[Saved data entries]
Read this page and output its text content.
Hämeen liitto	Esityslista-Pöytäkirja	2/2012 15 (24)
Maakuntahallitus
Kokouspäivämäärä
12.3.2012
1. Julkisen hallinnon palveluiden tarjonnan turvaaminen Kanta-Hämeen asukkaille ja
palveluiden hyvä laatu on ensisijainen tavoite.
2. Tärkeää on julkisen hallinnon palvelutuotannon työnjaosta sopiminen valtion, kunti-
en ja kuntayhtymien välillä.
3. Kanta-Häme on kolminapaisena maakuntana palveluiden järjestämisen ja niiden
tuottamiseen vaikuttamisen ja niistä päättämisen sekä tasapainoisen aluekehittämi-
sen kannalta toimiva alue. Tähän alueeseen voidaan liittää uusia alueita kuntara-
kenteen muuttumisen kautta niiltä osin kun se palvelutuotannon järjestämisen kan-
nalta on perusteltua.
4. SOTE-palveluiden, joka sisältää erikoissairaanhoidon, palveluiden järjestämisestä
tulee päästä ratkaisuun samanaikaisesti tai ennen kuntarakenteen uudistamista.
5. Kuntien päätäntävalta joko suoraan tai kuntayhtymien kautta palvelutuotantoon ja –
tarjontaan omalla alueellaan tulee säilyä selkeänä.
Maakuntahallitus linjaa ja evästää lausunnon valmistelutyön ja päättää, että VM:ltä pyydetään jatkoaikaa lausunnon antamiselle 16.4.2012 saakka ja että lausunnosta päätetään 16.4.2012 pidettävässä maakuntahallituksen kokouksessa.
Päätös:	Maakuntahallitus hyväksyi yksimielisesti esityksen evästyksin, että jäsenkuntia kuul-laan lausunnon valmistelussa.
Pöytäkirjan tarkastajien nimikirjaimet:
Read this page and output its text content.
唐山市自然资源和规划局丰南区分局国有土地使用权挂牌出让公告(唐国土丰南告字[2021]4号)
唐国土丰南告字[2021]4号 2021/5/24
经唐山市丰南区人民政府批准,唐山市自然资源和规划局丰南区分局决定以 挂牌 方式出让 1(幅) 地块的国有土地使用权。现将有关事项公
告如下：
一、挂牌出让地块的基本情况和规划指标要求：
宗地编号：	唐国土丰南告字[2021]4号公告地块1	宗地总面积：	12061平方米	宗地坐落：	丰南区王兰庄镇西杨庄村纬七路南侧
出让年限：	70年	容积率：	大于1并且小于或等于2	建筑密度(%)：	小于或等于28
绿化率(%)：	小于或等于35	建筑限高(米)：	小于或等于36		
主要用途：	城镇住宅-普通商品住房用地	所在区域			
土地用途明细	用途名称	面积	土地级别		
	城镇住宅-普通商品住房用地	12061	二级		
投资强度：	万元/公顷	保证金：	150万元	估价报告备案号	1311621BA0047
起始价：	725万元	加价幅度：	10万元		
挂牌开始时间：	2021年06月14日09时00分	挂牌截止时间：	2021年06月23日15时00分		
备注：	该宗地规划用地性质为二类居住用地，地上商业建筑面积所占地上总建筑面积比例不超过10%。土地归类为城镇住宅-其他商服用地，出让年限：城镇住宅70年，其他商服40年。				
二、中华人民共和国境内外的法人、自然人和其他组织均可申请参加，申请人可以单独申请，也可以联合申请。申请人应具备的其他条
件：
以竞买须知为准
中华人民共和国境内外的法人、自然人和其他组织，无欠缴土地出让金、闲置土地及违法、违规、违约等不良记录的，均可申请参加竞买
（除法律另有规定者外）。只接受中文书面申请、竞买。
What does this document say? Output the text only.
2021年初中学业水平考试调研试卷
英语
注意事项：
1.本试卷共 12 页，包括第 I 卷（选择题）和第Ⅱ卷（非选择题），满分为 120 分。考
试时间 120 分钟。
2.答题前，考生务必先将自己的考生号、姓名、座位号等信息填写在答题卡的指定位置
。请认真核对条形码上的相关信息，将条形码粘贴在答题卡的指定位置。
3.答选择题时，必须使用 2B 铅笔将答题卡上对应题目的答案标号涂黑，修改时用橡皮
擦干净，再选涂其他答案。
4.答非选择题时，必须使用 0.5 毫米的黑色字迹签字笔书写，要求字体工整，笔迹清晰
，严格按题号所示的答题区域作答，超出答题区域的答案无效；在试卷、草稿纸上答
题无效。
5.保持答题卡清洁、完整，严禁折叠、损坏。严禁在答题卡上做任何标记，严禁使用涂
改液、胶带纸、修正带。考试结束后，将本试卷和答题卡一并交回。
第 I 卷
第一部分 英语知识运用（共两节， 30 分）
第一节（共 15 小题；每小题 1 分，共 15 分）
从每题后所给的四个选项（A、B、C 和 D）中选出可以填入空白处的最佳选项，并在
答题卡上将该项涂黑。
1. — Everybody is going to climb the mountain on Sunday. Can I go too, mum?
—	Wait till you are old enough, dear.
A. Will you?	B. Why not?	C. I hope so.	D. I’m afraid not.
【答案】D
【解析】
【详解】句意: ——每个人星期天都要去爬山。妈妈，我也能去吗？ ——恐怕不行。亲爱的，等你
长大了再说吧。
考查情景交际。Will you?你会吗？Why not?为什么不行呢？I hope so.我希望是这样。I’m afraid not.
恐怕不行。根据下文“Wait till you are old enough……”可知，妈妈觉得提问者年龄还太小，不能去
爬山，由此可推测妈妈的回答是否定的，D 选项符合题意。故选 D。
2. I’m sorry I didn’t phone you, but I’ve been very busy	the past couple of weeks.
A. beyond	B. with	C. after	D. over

- [Task directions]
Look through the entries above; copy every line holding the string "tulee".

- [Task response]
tulee päästä ratkaisuun samanaikaisesti tai ennen kuntarakenteen uudistamista.
tarjontaan omalla alueellaan tulee säilyä selkeänä.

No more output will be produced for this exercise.